SET EXERCISE:
Extract the lines that hold the string "INRE".

RECORDS FOR THIS EXERCISE:
[BEGIN]

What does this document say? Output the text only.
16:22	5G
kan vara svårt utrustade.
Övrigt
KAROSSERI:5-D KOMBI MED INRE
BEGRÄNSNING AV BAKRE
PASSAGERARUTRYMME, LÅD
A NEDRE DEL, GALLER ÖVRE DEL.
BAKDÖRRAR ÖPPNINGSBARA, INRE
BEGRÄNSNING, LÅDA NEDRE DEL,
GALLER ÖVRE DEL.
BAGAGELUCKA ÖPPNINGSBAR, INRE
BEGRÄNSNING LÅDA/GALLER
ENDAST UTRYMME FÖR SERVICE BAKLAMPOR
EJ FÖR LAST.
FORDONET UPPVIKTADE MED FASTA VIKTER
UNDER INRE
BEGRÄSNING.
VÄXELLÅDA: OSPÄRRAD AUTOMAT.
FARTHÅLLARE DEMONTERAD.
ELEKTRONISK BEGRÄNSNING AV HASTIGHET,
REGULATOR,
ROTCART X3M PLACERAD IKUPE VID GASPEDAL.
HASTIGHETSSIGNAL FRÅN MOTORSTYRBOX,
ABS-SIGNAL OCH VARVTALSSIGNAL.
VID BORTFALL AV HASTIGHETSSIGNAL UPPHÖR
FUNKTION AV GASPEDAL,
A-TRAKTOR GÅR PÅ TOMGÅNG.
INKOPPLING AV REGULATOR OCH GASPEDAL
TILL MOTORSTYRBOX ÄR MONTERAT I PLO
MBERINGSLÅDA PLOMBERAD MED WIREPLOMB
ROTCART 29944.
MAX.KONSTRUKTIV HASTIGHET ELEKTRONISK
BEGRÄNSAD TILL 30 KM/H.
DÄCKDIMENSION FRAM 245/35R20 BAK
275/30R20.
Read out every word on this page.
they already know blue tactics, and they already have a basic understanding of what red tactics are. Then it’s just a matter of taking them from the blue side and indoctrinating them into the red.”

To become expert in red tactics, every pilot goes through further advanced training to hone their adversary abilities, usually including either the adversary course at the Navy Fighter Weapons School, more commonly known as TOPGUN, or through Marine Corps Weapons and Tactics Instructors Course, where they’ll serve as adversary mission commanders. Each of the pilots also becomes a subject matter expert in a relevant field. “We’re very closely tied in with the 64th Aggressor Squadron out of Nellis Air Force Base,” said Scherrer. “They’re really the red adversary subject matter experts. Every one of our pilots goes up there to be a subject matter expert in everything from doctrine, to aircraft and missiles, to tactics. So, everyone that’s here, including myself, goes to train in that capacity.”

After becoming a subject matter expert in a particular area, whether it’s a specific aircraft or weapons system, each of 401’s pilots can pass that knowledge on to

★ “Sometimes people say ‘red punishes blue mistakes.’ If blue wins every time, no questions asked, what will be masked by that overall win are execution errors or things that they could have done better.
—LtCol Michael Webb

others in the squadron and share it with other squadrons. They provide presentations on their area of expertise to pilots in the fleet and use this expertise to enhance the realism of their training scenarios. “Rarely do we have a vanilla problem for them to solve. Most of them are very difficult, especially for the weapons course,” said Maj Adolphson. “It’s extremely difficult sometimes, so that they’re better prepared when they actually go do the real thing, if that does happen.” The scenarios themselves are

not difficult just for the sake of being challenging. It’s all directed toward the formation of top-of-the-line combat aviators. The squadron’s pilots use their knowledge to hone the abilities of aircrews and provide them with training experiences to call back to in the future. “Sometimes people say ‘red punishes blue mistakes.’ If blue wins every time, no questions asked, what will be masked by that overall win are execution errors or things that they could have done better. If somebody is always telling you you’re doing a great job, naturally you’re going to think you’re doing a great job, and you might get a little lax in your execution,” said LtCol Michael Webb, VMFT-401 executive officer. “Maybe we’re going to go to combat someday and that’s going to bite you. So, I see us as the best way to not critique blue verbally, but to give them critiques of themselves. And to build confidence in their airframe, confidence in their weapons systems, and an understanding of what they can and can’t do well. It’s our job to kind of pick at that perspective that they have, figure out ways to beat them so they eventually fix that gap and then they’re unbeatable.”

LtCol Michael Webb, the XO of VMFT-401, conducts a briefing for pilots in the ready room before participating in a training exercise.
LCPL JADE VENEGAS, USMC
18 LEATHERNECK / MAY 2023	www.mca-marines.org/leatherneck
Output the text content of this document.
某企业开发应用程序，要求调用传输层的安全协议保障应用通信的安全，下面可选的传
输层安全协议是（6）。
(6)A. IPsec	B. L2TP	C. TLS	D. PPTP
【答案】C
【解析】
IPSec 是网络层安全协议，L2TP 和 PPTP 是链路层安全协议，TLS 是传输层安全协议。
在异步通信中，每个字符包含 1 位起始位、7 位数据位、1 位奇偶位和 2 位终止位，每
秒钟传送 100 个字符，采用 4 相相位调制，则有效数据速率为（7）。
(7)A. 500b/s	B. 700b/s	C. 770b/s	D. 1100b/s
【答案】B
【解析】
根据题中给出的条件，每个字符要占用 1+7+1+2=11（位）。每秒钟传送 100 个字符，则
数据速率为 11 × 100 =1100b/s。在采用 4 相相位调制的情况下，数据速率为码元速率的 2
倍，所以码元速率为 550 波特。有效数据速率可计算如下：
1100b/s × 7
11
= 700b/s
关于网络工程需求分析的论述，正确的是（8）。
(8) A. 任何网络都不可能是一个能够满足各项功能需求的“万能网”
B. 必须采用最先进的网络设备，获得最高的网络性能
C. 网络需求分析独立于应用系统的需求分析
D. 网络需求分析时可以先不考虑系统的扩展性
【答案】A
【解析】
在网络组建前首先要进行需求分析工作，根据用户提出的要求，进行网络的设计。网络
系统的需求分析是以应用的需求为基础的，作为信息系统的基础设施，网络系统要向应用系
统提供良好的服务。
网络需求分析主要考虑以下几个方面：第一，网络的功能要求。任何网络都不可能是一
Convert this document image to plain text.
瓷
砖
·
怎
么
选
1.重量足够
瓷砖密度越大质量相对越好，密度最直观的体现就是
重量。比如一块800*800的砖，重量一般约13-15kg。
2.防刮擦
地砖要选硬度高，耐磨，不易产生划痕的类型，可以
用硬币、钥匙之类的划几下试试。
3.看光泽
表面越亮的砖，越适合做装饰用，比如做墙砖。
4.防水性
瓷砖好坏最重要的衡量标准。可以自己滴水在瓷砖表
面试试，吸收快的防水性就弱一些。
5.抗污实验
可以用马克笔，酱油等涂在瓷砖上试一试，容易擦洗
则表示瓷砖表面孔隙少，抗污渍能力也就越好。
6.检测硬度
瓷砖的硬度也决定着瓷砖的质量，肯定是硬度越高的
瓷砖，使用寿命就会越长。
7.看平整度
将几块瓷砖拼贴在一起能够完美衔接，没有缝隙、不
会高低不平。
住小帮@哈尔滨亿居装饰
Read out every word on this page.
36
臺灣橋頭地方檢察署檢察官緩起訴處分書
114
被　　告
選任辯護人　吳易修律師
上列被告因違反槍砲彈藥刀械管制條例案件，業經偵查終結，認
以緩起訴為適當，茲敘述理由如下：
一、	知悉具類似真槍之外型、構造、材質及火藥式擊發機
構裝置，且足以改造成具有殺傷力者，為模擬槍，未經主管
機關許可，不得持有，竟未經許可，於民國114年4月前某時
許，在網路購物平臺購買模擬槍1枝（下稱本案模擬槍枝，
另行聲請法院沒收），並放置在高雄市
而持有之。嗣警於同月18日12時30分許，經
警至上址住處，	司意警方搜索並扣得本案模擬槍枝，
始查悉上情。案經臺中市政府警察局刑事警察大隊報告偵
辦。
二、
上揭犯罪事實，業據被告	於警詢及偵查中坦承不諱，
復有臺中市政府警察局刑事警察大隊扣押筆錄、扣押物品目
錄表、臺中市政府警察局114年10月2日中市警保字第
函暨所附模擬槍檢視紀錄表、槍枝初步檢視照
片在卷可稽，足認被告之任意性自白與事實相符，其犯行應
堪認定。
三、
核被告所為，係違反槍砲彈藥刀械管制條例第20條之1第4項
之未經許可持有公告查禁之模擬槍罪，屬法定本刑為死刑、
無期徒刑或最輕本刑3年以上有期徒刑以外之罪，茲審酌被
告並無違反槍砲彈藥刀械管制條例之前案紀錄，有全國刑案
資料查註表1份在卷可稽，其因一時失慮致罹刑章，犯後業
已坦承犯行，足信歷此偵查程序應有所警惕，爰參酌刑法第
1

[END]

RESPONSE TO THE TASK:
KAROSSERI:5-D KOMBI MED INRE
BAKDÖRRAR ÖPPNINGSBARA, INRE
BAGAGELUCKA ÖPPNINGSBAR, INRE
UNDER INRE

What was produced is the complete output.